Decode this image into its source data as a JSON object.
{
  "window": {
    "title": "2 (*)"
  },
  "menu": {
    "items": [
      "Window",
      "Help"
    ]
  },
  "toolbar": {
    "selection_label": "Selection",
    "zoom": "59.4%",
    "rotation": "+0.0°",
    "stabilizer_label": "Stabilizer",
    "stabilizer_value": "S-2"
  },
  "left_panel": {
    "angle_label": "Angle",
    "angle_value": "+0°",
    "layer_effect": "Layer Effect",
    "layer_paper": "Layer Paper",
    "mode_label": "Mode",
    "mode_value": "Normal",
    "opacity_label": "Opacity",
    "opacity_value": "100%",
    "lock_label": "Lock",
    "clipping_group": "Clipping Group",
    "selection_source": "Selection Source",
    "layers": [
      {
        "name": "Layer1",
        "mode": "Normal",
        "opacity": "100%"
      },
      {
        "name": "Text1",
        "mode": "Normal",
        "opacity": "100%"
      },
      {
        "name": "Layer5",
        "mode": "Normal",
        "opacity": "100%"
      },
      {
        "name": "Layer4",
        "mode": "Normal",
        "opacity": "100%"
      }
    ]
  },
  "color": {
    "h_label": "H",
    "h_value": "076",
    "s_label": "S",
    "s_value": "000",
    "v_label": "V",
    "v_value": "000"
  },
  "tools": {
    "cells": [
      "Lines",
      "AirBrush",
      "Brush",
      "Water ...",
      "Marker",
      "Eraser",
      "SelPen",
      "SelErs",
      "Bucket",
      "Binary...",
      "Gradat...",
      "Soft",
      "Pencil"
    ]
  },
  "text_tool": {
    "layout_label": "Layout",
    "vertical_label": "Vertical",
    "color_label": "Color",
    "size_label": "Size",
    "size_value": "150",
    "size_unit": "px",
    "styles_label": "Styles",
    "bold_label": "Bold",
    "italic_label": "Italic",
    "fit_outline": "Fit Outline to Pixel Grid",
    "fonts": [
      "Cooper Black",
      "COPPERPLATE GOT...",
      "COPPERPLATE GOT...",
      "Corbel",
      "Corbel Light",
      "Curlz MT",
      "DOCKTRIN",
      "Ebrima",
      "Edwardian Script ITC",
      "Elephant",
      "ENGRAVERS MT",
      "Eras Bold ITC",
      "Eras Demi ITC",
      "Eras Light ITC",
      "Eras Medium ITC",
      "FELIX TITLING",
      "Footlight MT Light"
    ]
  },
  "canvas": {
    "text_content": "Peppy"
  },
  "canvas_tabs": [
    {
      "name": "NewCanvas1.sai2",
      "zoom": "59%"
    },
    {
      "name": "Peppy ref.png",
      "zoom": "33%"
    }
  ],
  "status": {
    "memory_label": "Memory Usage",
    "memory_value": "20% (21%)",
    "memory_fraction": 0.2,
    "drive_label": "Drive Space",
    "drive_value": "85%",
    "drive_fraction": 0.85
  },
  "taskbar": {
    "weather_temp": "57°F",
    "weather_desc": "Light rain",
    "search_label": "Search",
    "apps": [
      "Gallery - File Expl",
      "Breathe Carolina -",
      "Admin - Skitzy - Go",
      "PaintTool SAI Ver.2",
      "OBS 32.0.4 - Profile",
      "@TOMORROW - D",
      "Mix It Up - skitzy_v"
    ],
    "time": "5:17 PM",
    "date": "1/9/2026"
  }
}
:::
Task directions:
Copy each line of the data above without altering a single character.

Result of the exercise:
Decode this image into its source data as a JSON object.
{
  "window": {
    "title": "2 (*)"
  },
  "menu": {
    "items": [
      "Window",
      "Help"
    ]
  },
  "toolbar": {
    "selection_label": "Selection",
    "zoom": "59.4%",
    "rotation": "+0.0°",
    "stabilizer_label": "Stabilizer",
    "stabilizer_value": "S-2"
  },
  "left_panel": {
    "angle_label": "Angle",
    "angle_value": "+0°",
    "layer_effect": "Layer Effect",
    "layer_paper": "Layer Paper",
    "mode_label": "Mode",
    "mode_value": "Normal",
    "opacity_label": "Opacity",
    "opacity_value": "100%",
    "lock_label": "Lock",
    "clipping_group": "Clipping Group",
    "selection_source": "Selection Source",
    "layers": [
      {
        "name": "Layer1",
        "mode": "Normal",
        "opacity": "100%"
      },
      {
        "name": "Text1",
        "mode": "Normal",
        "opacity": "100%"
      },
      {
        "name": "Layer5",
        "mode": "Normal",
        "opacity": "100%"
      },
      {
        "name": "Layer4",
        "mode": "Normal",
        "opacity": "100%"
      }
    ]
  },
  "color": {
    "h_label": "H",
    "h_value": "076",
    "s_label": "S",
    "s_value": "000",
    "v_label": "V",
    "v_value": "000"
  },
  "tools": {
    "cells": [
      "Lines",
      "AirBrush",
      "Brush",
      "Water ...",
      "Marker",
      "Eraser",
      "SelPen",
      "SelErs",
      "Bucket",
      "Binary...",
      "Gradat...",
      "Soft",
      "Pencil"
    ]
  },
  "text_tool": {
    "layout_label": "Layout",
    "vertical_label": "Vertical",
    "color_label": "Color",
    "size_label": "Size",
    "size_value": "150",
    "size_unit": "px",
    "styles_label": "Styles",
    "bold_label": "Bold",
    "italic_label": "Italic",
    "fit_outline": "Fit Outline to Pixel Grid",
    "fonts": [
      "Cooper Black",
      "COPPERPLATE GOT...",
      "COPPERPLATE GOT...",
      "Corbel",
      "Corbel Light",
      "Curlz MT",
      "DOCKTRIN",
      "Ebrima",
      "Edwardian Script ITC",
      "Elephant",
      "ENGRAVERS MT",
      "Eras Bold ITC",
      "Eras Demi ITC",
      "Eras Light ITC",
      "Eras Medium ITC",
      "FELIX TITLING",
      "Footlight MT Light"
    ]
  },
  "canvas": {
    "text_content": "Peppy"
  },
  "canvas_tabs": [
    {
      "name": "NewCanvas1.sai2",
      "zoom": "59%"
    },
    {
      "name": "Peppy ref.png",
      "zoom": "33%"
    }
  ],
  "status": {
    "memory_label": "Memory Usage",
    "memory_value": "20% (21%)",
    "memory_fraction": 0.2,
    "drive_label": "Drive Space",
    "drive_value": "85%",
    "drive_fraction": 0.85
  },
  "taskbar": {
    "weather_temp": "57°F",
    "weather_desc": "Light rain",
    "search_label": "Search",
    "apps": [
      "Gallery - File Expl",
      "Breathe Carolina -",
      "Admin - Skitzy - Go",
      "PaintTool SAI Ver.2",
      "OBS 32.0.4 - Profile",
      "@TOMORROW - D",
      "Mix It Up - skitzy_v"
    ],
    "time": "5:17 PM",
    "date": "1/9/2026"
  }
}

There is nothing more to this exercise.